During the CBS negotiations,Time Warner Cable used Aereo as a leveraging tool. The cable company prepped customers for the possible blackout by touting Aereo as a possible alternative for watching CBS programming. Now that the blackout has become reality, it's directly telling its New York subscribers to check out Aereo when they encounter a blue screen where CBS programming would normally be. That's a shot over the bow of CBS, demonstrating that a service the network has adamantly fought -- to little avail -- will only gain more traction with consumers the longer CBS digs in its heels.
John Bergmayer, senior staff attorney at consumer advocacy group Public Knowledge, said that anything that varies the alternatives customers can turn to during a blackout changes the playing field.
"As for Aereo, certainly when other avenues exist to access programming, this changes the negotiating dynamic," he said. "But Aereo is just a remote antenna service, and it's worth pointing out that anyone can get an old-fashioned antenna, too."
But one key difference between using an antenna and a site like Aereo is level of convenience.
Rich Greenfield, an analyst with BTIG, noted the significance of how easy it is for a Time Warner Cable subscriber to get up from a couch and set up an Aereo stream of CBS at a computer -- in the time span of a typical commercial break. "That's a huge game-changer," he said. "Before it was: go out to your local store and get an antenna. Now it's point, click, and within minutes get the signal from Aereo."
The other key difference is that Aereo's product, unlike traditional antennas, reiterates in a 21st century way that broadcasters are fighting for higher payments for something that is, in principle, totally free. Congress created the retransmission consent system in 1992 when broadcasters were under threat of a growing cable industry. It was designed as a measure to protect local broadcast programming as cable television gained power.

(Document layout analysis data)
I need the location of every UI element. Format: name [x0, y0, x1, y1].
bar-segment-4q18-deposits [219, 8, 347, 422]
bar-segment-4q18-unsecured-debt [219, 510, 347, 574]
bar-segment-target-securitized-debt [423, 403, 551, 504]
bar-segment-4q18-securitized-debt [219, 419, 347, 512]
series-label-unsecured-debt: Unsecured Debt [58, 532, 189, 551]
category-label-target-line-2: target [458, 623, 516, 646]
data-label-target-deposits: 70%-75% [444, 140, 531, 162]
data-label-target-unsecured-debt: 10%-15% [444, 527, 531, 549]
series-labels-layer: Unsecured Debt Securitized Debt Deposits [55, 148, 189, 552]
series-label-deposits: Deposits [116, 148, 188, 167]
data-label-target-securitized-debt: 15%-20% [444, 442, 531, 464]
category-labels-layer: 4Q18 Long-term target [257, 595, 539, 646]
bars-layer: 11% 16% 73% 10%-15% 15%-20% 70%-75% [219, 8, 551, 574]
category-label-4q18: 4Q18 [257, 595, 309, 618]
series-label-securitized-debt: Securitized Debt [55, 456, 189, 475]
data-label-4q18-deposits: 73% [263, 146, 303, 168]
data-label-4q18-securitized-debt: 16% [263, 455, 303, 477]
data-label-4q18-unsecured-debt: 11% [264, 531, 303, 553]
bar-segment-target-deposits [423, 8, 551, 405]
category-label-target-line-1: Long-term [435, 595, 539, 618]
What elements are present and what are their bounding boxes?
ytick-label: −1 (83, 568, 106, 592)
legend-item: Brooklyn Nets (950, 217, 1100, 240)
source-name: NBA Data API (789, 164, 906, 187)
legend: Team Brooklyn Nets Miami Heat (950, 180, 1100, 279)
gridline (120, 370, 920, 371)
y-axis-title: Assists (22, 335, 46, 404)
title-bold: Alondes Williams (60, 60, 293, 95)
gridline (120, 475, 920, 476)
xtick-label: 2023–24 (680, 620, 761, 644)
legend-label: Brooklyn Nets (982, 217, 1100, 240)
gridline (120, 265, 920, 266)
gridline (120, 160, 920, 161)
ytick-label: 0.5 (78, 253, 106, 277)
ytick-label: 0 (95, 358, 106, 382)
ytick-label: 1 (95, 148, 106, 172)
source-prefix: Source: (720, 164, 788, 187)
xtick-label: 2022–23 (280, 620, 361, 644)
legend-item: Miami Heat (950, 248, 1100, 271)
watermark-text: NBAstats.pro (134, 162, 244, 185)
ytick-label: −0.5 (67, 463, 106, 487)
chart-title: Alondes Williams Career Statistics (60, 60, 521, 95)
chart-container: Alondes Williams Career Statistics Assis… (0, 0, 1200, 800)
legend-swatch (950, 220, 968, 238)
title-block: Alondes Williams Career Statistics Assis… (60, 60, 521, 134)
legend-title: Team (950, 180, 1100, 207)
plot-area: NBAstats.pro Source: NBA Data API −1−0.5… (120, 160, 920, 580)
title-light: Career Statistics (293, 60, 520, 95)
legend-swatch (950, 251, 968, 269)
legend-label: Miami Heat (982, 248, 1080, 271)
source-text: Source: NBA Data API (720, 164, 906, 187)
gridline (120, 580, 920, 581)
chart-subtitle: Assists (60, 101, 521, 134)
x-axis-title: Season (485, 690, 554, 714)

*What to do*:
A. According to the text on the CBS blackout, in what year did Congress create the retransmission consent system?
B. Revise the text on the CBS blackout, starting with "John Bergmayer, senior" and going on through "level of convenience.", so that "aerial" replaces "antenna" everywhere it occurs.
C. Carry the text on the CBS blackout and Aereo forward from the point at which it ends.

*Answers for each item*:
A. Congress created it in 1992.

B.
John Bergmayer, senior staff attorney at consumer advocacy group Public Knowledge, said that anything that varies the alternatives customers can turn to during a blackout changes the playing field.
"As for Aereo, certainly when other avenues exist to access programming, this changes the negotiating dynamic," he said. "But Aereo is just a remote aerial service, and it's worth pointing out that anyone can get an old-fashioned aerial, too."
But one key difference between using an aerial and a site like Aereo is level of convenience.

C.
But the system has evolved into a revenue engine for broadcasters, whose networks have remained so popular nobody in a now-competitive pay-TV market can rationally entertain dropping them. CBS last quarter saw its retransmission consent fees jump 57 percent from a year earlier, while its broadcast network ad revenues rose only 11 percent. The broadcasters' pursuit of higher fees and the distributors' inability to push cable rates much higher means that a system intended to keep local broadcasts available is increasingly doing the opposite: It's resulting in blackouts, like the one between CBS and Time Warner.
Broadcasters, with their popular content and a system that required cable companies to pay them for it, once held the upper hand. Now by pushing people to sites like Aereo, even at the risk of fostering a cord-cutting mentality, Time Warner Cable has demonstrated pay-TV providers can increase their leverage by promoting technology the broadcasters fear.
Aereo has largely been quiet about its position regarding the fight between CBS and Time Warner Cable. The company declined to comment on the blackout, but CEO Chet Kanojia said last month that the latest fee battle "further highlights the importance of having alternatives in the marketplace."
"It's also a great reminder that consumers have the right to watch over-the-air television using an antenna," Kanojia said. "Whether they use Aereo or some other type of antenna, it's their choice."
Now, with Time Warner Cable putting Aereo's services front and center for a broad swath of frustrated cable customers, Aereo may enjoy a windfall of people choosing its antenna to access their favorite broadcast TV shows.Tech isn't likely to change the ending of the CBS/Time Warner saga. Like all such disputes that have come before it, the two sides will inevitably reach a deal to restore service. But technology like Aereo, the online provider of live over-the-air broadcast video, is changing the balance of power as the battle is fought.
Disclosure: CBS, the parent of CNET, and other broadcasters have filed lawsuits against Aereo and against Dish over its AutoHop ad-skipping feature.